• What needs to be done
Tally the lines below that contain the word "haben", and give only that number.

• Task input

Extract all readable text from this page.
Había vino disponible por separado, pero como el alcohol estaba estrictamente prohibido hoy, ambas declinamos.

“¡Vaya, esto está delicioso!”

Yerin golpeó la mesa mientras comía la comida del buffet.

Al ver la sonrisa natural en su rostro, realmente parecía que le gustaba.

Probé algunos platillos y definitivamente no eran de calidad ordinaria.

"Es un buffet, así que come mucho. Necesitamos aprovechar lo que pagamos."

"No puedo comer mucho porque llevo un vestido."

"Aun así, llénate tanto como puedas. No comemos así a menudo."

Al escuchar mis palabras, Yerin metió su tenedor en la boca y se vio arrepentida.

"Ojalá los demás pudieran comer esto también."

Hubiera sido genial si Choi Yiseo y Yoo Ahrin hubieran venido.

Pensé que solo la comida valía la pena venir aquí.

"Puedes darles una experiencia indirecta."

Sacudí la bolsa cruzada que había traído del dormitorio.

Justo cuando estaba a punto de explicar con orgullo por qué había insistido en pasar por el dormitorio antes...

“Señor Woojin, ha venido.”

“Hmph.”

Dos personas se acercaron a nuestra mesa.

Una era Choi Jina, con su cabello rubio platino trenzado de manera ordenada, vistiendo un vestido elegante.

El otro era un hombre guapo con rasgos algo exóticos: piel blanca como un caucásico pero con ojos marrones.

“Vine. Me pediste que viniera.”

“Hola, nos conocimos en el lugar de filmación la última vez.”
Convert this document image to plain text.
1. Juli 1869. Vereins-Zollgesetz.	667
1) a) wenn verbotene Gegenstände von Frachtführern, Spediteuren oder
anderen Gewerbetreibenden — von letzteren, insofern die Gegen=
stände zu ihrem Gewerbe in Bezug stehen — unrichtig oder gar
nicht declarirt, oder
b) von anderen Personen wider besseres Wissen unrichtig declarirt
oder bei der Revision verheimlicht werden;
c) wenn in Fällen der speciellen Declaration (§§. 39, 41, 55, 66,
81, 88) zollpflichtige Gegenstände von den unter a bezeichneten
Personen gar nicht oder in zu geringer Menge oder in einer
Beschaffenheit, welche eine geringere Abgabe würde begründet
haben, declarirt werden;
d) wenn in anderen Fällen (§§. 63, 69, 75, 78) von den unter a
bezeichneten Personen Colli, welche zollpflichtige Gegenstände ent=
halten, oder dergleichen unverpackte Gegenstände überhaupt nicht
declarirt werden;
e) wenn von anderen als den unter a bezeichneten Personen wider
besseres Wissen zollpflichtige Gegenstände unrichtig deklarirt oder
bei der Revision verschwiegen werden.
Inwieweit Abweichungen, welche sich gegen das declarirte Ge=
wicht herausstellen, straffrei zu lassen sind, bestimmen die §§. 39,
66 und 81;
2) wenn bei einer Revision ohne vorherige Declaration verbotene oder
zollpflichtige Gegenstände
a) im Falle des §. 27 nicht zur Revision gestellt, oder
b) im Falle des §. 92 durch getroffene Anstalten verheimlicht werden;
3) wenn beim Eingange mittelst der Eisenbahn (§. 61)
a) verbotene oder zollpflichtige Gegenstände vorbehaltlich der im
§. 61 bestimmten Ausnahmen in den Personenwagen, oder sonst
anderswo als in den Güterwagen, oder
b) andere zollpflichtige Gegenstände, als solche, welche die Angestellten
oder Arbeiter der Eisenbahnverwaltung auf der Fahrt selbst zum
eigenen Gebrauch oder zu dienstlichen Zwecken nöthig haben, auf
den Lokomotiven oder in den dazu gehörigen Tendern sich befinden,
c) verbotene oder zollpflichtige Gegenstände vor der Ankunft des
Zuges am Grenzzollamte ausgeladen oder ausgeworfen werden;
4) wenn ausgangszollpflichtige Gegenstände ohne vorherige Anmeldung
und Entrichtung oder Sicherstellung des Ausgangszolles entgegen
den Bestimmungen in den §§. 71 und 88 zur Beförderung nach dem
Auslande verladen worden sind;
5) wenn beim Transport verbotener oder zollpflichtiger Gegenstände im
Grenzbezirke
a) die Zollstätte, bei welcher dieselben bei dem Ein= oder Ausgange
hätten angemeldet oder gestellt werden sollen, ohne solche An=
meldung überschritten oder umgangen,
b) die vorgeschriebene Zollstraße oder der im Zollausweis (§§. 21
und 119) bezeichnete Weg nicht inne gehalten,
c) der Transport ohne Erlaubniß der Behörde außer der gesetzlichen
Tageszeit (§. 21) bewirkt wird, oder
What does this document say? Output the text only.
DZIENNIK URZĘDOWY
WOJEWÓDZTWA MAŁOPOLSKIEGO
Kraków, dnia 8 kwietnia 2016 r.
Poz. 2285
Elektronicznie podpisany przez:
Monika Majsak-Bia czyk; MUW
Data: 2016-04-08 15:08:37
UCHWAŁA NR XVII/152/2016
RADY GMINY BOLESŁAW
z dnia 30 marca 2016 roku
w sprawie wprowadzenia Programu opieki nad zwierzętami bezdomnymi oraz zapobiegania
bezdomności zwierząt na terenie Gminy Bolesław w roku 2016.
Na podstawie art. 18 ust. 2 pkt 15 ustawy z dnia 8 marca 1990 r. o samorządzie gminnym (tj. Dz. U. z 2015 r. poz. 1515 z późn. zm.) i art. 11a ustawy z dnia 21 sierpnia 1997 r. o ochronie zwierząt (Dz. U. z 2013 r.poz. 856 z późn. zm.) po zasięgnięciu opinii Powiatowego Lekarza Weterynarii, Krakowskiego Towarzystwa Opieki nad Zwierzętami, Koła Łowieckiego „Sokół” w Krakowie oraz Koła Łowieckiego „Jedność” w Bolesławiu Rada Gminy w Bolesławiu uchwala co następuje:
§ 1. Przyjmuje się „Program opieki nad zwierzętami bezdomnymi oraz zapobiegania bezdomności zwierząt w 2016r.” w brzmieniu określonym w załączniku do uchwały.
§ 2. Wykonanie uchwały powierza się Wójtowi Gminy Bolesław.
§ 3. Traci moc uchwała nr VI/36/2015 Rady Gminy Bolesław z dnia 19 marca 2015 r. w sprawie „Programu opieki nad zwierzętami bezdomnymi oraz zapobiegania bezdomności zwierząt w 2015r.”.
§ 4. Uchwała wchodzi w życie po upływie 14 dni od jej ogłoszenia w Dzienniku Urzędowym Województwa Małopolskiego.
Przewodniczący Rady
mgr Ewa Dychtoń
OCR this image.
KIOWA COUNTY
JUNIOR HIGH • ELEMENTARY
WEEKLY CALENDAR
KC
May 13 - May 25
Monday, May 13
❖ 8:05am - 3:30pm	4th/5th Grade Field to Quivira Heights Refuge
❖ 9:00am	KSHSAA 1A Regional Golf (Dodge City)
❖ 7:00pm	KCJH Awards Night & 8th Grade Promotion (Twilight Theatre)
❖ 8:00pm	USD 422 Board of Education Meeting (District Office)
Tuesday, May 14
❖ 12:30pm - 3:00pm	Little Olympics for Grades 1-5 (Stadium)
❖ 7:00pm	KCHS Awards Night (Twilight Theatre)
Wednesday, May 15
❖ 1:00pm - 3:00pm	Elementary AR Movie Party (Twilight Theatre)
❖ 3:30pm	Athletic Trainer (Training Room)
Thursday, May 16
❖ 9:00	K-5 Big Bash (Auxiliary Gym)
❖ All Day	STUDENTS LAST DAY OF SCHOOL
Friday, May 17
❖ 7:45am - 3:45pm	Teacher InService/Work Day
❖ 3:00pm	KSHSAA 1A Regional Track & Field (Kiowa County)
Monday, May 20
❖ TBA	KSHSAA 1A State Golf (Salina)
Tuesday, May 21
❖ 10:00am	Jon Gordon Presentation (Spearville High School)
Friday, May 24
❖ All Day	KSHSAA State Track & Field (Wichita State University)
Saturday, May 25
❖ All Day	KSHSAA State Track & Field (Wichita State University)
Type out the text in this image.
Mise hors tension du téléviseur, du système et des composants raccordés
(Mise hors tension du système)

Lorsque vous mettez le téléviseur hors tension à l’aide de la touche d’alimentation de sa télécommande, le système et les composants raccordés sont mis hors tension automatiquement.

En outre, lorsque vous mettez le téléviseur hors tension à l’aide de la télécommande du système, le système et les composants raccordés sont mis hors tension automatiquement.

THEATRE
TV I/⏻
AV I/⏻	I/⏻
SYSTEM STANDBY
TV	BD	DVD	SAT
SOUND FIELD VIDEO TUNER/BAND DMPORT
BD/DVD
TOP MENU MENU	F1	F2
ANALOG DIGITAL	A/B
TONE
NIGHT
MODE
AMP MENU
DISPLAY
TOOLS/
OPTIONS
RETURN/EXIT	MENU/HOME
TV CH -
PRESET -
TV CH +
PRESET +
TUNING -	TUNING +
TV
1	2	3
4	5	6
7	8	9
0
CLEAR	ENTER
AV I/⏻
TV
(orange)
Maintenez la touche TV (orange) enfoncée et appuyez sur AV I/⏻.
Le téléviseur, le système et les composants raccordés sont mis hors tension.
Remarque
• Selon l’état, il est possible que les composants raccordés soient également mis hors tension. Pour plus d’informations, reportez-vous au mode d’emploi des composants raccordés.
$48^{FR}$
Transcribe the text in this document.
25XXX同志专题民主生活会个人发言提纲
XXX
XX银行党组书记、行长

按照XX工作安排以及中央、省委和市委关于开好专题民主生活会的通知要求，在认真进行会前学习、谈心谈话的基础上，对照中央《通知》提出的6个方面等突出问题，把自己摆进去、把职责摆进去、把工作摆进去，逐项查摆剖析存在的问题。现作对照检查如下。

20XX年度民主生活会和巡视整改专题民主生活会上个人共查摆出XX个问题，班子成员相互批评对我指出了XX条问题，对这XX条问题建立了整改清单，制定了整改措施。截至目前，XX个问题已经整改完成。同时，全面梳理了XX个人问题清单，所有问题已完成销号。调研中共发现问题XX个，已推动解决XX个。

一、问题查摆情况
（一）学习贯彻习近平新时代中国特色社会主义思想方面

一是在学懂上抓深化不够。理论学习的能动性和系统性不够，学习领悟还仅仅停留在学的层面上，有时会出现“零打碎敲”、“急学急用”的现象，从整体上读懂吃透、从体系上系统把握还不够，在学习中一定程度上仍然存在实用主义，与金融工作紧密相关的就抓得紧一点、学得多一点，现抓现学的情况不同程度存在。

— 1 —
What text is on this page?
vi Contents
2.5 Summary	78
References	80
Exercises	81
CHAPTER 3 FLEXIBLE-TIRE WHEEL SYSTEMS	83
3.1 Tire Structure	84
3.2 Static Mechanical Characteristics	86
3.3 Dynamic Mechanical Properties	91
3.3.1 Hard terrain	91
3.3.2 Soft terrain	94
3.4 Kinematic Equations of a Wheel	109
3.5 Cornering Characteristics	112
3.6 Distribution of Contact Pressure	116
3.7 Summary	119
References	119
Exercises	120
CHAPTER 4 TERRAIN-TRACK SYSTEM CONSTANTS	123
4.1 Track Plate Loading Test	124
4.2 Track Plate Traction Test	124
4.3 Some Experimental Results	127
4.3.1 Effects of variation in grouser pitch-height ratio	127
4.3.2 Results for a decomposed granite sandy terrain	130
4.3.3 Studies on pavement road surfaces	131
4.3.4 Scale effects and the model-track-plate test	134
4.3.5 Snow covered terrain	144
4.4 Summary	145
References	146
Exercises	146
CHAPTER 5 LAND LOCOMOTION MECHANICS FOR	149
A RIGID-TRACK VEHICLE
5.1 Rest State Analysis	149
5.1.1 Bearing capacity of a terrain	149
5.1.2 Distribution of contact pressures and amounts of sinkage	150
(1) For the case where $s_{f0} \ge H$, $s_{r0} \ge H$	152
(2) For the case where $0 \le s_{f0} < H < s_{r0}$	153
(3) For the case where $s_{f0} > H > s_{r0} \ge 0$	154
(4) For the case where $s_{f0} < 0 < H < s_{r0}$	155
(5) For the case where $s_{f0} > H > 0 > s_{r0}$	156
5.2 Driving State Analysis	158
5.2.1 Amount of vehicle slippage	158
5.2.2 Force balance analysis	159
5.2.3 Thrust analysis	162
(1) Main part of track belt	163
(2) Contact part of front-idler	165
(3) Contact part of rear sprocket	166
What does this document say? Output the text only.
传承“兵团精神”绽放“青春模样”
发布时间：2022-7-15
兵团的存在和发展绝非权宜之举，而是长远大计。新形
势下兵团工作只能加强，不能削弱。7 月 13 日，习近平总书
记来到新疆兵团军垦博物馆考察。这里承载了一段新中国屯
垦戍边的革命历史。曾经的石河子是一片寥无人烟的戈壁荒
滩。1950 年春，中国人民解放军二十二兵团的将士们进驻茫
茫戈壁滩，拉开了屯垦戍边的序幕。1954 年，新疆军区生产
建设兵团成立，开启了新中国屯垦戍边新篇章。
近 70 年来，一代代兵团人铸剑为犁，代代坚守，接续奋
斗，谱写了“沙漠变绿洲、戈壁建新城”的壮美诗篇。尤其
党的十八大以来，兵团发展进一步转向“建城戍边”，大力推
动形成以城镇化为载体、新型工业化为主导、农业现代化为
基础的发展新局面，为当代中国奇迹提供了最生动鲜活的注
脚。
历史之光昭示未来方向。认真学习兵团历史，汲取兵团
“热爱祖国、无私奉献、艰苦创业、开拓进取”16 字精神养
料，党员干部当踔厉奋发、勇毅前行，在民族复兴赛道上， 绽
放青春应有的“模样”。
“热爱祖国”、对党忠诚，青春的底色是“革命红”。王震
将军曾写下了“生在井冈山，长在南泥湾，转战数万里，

• The output
2